Could you reproduce the following lines word for word, with nothing changed?

» **Layout coordinate data**
[BEGIN]
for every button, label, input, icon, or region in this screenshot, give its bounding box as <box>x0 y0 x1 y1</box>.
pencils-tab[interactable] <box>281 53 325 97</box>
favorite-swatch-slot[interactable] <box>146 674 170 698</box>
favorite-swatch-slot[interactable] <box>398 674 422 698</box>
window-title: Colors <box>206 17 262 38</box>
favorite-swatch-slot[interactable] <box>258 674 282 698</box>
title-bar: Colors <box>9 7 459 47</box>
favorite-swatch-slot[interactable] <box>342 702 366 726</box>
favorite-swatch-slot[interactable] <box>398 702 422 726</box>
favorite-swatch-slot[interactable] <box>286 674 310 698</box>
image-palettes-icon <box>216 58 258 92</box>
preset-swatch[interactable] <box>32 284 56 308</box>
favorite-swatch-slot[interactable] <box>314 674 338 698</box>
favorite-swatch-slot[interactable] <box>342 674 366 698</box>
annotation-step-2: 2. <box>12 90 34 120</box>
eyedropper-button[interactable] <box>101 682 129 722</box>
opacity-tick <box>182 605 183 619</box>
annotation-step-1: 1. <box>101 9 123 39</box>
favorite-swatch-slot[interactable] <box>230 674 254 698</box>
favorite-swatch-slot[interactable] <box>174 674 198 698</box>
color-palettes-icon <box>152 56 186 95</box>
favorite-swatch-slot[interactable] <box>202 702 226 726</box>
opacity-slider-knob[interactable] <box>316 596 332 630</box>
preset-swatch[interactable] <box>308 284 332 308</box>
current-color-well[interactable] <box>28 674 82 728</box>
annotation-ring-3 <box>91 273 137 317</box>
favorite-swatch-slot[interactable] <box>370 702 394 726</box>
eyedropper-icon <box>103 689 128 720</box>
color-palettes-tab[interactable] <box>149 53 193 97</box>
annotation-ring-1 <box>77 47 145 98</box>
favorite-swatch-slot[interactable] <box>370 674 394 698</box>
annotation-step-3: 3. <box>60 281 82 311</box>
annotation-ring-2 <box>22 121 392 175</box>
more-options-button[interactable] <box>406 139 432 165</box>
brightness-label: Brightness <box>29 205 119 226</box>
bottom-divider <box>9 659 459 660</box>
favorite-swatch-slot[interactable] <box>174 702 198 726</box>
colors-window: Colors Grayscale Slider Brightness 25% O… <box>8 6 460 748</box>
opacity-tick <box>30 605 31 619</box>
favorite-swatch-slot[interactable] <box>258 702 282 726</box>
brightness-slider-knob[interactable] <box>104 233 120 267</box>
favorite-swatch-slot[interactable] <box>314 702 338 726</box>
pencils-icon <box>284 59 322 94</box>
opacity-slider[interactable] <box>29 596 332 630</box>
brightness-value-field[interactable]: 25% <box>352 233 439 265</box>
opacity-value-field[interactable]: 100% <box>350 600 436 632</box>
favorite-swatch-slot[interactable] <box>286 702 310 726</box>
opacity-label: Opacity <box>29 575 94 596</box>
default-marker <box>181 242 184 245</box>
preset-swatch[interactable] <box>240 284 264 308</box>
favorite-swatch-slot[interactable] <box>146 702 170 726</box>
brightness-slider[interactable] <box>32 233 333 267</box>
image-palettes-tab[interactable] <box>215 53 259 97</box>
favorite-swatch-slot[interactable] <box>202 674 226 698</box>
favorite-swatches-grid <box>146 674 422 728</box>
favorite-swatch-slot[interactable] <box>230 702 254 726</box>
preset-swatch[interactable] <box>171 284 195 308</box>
[END]
» **EXPECTED ANSWER**
for every button, label, input, icon, or region in this screenshot, give its bounding box as <box>x0 y0 x1 y1</box>.
pencils-tab[interactable] <box>281 53 325 97</box>
favorite-swatch-slot[interactable] <box>146 674 170 698</box>
favorite-swatch-slot[interactable] <box>398 674 422 698</box>
window-title: Colors <box>206 17 262 38</box>
favorite-swatch-slot[interactable] <box>258 674 282 698</box>
title-bar: Colors <box>9 7 459 47</box>
favorite-swatch-slot[interactable] <box>342 702 366 726</box>
favorite-swatch-slot[interactable] <box>398 702 422 726</box>
favorite-swatch-slot[interactable] <box>286 674 310 698</box>
image-palettes-icon <box>216 58 258 92</box>
preset-swatch[interactable] <box>32 284 56 308</box>
favorite-swatch-slot[interactable] <box>314 674 338 698</box>
favorite-swatch-slot[interactable] <box>342 674 366 698</box>
annotation-step-2: 2. <box>12 90 34 120</box>
eyedropper-button[interactable] <box>101 682 129 722</box>
opacity-tick <box>182 605 183 619</box>
annotation-step-1: 1. <box>101 9 123 39</box>
favorite-swatch-slot[interactable] <box>230 674 254 698</box>
favorite-swatch-slot[interactable] <box>174 674 198 698</box>
color-palettes-icon <box>152 56 186 95</box>
favorite-swatch-slot[interactable] <box>202 702 226 726</box>
opacity-slider-knob[interactable] <box>316 596 332 630</box>
preset-swatch[interactable] <box>308 284 332 308</box>
current-color-well[interactable] <box>28 674 82 728</box>
annotation-ring-3 <box>91 273 137 317</box>
favorite-swatch-slot[interactable] <box>370 702 394 726</box>
eyedropper-icon <box>103 689 128 720</box>
color-palettes-tab[interactable] <box>149 53 193 97</box>
annotation-ring-1 <box>77 47 145 98</box>
favorite-swatch-slot[interactable] <box>370 674 394 698</box>
annotation-step-3: 3. <box>60 281 82 311</box>
annotation-ring-2 <box>22 121 392 175</box>
more-options-button[interactable] <box>406 139 432 165</box>
brightness-label: Brightness <box>29 205 119 226</box>
bottom-divider <box>9 659 459 660</box>
favorite-swatch-slot[interactable] <box>174 702 198 726</box>
colors-window: Colors Grayscale Slider Brightness 25% O… <box>8 6 460 748</box>
opacity-tick <box>30 605 31 619</box>
favorite-swatch-slot[interactable] <box>258 702 282 726</box>
brightness-slider-knob[interactable] <box>104 233 120 267</box>
favorite-swatch-slot[interactable] <box>314 702 338 726</box>
pencils-icon <box>284 59 322 94</box>
opacity-slider[interactable] <box>29 596 332 630</box>
brightness-value-field[interactable]: 25% <box>352 233 439 265</box>
opacity-value-field[interactable]: 100% <box>350 600 436 632</box>
favorite-swatch-slot[interactable] <box>286 702 310 726</box>
opacity-label: Opacity <box>29 575 94 596</box>
default-marker <box>181 242 184 245</box>
preset-swatch[interactable] <box>240 284 264 308</box>
favorite-swatch-slot[interactable] <box>146 702 170 726</box>
brightness-slider[interactable] <box>32 233 333 267</box>
image-palettes-tab[interactable] <box>215 53 259 97</box>
favorite-swatch-slot[interactable] <box>202 674 226 698</box>
favorite-swatches-grid <box>146 674 422 728</box>
favorite-swatch-slot[interactable] <box>230 702 254 726</box>
preset-swatch[interactable] <box>171 284 195 308</box>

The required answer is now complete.